━━━ Supplied material
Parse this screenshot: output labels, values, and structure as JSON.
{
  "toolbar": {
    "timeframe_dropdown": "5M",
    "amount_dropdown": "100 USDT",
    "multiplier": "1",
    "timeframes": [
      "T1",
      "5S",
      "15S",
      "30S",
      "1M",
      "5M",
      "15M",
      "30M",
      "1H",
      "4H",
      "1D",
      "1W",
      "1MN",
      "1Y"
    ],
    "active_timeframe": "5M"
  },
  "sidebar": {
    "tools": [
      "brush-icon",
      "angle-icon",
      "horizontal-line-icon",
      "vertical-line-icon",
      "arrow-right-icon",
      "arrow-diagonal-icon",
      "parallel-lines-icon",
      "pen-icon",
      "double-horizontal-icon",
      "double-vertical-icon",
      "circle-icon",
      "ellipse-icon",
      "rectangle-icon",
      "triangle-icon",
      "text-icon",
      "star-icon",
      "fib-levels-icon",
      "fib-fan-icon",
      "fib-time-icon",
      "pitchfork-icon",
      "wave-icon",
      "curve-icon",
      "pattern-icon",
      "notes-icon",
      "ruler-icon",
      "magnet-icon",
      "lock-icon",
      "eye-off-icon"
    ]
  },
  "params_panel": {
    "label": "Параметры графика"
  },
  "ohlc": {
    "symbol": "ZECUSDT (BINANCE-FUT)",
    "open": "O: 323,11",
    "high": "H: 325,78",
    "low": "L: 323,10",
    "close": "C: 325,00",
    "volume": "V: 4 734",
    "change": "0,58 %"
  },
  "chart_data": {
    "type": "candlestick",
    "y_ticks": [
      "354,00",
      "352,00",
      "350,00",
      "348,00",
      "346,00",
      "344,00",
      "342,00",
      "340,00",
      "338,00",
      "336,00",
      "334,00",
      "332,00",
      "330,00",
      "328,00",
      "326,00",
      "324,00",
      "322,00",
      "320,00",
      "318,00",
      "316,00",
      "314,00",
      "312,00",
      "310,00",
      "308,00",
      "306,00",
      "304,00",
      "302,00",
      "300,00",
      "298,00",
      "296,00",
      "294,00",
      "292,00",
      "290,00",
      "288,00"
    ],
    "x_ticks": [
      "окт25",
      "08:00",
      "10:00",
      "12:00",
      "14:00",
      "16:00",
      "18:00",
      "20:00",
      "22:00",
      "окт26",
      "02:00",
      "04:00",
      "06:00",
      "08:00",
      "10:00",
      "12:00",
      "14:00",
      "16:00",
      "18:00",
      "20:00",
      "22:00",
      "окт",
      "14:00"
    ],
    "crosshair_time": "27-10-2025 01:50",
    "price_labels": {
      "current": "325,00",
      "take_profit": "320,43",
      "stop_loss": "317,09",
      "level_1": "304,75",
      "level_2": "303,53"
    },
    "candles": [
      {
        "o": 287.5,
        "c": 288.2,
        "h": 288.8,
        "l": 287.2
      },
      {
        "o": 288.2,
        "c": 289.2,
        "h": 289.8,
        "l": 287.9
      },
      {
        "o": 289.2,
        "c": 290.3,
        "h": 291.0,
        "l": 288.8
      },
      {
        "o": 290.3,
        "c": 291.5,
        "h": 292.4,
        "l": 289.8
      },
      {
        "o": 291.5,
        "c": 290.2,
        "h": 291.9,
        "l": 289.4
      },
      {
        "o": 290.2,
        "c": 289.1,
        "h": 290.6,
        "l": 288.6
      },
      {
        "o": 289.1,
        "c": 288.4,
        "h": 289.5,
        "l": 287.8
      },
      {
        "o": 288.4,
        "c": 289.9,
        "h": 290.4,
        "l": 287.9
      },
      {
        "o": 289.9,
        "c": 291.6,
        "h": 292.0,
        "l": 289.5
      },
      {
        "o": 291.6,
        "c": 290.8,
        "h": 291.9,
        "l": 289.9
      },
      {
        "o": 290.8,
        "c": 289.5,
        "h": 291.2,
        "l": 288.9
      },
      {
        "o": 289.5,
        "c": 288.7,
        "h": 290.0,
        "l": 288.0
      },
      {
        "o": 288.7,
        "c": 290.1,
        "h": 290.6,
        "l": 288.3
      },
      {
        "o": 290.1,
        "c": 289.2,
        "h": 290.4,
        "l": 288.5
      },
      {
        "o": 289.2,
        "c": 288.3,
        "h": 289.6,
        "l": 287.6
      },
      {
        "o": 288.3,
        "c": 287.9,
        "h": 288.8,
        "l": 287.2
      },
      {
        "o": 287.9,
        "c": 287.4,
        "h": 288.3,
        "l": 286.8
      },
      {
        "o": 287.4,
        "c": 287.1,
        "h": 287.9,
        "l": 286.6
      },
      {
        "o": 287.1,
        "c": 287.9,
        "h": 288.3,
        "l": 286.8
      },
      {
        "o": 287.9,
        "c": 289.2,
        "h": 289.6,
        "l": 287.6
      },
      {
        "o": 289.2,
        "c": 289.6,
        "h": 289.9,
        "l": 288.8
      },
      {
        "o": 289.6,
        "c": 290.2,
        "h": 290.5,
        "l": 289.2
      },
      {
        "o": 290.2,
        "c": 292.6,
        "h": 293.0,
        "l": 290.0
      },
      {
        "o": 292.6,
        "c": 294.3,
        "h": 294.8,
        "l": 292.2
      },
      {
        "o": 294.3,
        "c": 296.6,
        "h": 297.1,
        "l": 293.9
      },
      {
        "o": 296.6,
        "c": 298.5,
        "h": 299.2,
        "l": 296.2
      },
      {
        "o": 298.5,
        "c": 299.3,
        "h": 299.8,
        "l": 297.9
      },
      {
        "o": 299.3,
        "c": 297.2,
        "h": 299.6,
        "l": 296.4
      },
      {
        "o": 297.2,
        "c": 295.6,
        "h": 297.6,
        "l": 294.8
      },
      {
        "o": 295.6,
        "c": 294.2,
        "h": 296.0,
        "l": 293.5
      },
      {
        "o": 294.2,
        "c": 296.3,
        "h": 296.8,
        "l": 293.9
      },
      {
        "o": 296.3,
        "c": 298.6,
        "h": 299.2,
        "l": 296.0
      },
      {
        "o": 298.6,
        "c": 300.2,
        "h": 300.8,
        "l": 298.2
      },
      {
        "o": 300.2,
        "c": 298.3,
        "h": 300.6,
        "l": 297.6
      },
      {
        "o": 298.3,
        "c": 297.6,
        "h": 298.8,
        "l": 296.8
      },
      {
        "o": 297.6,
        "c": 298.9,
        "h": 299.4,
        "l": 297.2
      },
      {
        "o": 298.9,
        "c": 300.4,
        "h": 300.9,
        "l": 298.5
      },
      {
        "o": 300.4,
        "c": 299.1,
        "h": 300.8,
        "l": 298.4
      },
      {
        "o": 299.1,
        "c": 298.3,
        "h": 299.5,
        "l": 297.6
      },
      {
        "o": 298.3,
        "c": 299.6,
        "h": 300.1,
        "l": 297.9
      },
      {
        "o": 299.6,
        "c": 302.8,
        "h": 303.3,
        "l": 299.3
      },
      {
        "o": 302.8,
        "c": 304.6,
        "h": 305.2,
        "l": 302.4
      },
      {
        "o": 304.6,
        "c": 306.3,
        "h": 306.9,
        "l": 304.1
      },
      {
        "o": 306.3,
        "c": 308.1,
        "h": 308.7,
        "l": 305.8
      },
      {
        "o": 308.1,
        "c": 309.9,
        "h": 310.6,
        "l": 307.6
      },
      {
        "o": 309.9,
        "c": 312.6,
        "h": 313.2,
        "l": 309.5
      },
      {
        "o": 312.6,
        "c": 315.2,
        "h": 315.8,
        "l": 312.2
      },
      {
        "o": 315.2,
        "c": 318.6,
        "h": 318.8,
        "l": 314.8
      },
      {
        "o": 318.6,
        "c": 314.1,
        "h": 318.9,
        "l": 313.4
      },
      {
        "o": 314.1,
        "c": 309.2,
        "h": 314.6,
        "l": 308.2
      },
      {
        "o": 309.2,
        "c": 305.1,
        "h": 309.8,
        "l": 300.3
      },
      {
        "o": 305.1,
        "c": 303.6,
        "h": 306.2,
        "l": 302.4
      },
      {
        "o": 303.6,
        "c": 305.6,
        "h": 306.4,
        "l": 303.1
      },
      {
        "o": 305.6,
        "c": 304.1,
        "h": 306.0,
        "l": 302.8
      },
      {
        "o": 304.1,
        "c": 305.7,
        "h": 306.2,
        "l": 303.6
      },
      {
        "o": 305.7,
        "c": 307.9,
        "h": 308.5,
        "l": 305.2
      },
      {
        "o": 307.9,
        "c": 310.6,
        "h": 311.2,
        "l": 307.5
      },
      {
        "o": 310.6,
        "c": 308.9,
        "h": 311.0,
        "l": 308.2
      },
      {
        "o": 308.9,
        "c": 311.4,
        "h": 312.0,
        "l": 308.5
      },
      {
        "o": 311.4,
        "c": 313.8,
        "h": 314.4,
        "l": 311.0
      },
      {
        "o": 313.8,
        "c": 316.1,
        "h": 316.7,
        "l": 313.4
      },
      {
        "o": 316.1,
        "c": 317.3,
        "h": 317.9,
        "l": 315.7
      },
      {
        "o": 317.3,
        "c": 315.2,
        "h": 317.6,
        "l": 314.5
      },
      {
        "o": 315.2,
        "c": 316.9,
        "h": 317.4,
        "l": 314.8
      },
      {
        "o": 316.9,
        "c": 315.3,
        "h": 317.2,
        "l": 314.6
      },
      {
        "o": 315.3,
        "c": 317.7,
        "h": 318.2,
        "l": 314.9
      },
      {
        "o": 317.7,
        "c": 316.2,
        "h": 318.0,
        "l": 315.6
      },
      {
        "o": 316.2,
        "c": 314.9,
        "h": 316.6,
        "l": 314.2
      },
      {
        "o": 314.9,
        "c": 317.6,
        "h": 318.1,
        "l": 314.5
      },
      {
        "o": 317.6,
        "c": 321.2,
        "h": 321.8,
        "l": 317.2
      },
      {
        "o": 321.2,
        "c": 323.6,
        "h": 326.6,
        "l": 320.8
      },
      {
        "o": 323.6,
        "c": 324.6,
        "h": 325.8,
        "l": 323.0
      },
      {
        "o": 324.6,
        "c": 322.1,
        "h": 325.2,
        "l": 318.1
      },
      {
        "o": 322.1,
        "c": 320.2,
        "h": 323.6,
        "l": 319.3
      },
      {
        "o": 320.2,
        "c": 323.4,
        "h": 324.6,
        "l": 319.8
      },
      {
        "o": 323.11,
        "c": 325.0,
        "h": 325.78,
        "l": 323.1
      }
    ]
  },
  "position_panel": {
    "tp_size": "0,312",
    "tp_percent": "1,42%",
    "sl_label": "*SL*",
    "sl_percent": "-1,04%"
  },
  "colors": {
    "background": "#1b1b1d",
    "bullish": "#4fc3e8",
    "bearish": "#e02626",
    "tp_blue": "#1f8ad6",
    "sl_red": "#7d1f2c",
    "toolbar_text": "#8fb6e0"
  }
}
━━━━━━
§ **Stated goal**:
Check each line of the entries above for the word "double". List the ones that have it.

§ **Task solution**:
      "double-horizontal-icon",
      "double-vertical-icon",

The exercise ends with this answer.